Extracts from a graphics dataset:
┄┄┄┄┄┄┄┄┄┄

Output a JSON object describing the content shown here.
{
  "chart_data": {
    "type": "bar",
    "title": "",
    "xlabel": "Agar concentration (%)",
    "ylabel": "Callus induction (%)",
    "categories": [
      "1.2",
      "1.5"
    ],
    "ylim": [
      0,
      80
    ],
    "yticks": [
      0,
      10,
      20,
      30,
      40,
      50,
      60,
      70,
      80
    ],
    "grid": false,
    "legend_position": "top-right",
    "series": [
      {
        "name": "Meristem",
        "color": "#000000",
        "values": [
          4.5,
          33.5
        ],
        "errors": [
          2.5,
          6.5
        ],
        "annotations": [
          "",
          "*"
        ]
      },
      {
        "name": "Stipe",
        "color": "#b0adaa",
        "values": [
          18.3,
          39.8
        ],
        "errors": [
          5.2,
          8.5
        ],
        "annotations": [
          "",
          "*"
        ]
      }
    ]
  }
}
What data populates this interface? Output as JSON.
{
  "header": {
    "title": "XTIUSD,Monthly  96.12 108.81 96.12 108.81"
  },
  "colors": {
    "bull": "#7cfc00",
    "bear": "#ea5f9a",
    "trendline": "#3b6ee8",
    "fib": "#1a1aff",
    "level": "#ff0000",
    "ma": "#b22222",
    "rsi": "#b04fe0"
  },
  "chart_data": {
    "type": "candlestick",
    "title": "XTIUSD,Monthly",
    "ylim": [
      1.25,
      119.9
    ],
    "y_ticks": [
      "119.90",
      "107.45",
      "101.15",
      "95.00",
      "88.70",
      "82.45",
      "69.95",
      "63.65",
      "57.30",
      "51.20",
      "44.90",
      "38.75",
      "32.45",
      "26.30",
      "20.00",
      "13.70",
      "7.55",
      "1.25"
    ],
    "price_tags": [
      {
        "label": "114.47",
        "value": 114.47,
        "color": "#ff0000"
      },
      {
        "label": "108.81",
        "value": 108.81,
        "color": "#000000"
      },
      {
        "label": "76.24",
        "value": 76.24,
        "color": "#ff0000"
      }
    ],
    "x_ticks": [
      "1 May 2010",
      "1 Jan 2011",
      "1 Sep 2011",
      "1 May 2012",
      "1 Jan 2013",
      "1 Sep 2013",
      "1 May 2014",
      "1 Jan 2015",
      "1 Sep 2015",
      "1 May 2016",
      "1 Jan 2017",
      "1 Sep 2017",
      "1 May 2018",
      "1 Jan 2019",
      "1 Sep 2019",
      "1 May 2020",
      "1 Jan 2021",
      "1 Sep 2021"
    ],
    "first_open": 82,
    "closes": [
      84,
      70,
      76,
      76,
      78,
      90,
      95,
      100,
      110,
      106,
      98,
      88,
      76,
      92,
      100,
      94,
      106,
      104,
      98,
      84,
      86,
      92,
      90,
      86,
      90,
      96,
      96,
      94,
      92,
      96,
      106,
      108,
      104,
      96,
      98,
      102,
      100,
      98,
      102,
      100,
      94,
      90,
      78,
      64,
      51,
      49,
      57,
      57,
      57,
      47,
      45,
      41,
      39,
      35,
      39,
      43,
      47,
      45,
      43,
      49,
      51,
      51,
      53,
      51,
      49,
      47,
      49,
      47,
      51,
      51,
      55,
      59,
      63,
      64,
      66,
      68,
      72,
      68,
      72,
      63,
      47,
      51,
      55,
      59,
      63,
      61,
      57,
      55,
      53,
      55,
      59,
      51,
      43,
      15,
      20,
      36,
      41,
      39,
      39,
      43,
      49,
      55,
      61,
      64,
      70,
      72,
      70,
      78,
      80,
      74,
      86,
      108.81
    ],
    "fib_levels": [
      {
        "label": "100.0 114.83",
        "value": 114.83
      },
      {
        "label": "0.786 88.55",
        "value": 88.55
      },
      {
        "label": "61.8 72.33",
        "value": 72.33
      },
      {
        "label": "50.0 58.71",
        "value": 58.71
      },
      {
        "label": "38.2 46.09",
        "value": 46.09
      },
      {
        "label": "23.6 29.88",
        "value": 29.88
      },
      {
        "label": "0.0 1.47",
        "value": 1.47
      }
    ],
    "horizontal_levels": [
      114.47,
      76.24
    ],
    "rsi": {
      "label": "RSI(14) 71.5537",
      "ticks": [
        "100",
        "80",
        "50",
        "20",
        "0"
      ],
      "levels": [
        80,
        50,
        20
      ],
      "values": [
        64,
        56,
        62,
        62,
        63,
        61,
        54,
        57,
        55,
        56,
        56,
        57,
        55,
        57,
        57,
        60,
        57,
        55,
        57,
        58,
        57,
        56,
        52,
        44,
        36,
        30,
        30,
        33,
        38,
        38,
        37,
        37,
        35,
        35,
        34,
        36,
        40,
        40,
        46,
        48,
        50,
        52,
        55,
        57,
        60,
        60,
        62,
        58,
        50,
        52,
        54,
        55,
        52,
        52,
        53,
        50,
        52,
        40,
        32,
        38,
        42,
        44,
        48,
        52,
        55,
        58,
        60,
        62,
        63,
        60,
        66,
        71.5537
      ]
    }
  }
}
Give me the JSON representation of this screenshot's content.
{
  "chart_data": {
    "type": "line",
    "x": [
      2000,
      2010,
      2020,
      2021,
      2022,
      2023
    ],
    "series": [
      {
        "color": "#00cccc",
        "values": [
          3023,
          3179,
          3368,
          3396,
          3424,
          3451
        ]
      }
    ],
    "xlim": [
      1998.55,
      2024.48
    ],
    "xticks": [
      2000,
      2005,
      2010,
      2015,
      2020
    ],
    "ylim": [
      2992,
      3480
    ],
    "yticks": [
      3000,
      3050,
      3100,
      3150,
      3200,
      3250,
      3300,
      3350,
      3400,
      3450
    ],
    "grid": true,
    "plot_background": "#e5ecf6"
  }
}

┄┄┄┄┄┄┄┄┄┄

Exercise instructions:
For this exercise, please retype exactly the lines in the listing from the line with "Give me the" through its last line, both ends included.

Solution to the exercise:
Give me the JSON representation of this screenshot's content.
{
  "chart_data": {
    "type": "line",
    "x": [
      2000,
      2010,
      2020,
      2021,
      2022,
      2023
    ],
    "series": [
      {
        "color": "#00cccc",
        "values": [
          3023,
          3179,
          3368,
          3396,
          3424,
          3451
        ]
      }
    ],
    "xlim": [
      1998.55,
      2024.48
    ],
    "xticks": [
      2000,
      2005,
      2010,
      2015,
      2020
    ],
    "ylim": [
      2992,
      3480
    ],
    "yticks": [
      3000,
      3050,
      3100,
      3150,
      3200,
      3250,
      3300,
      3350,
      3400,
      3450
    ],
    "grid": true,
    "plot_background": "#e5ecf6"
  }
}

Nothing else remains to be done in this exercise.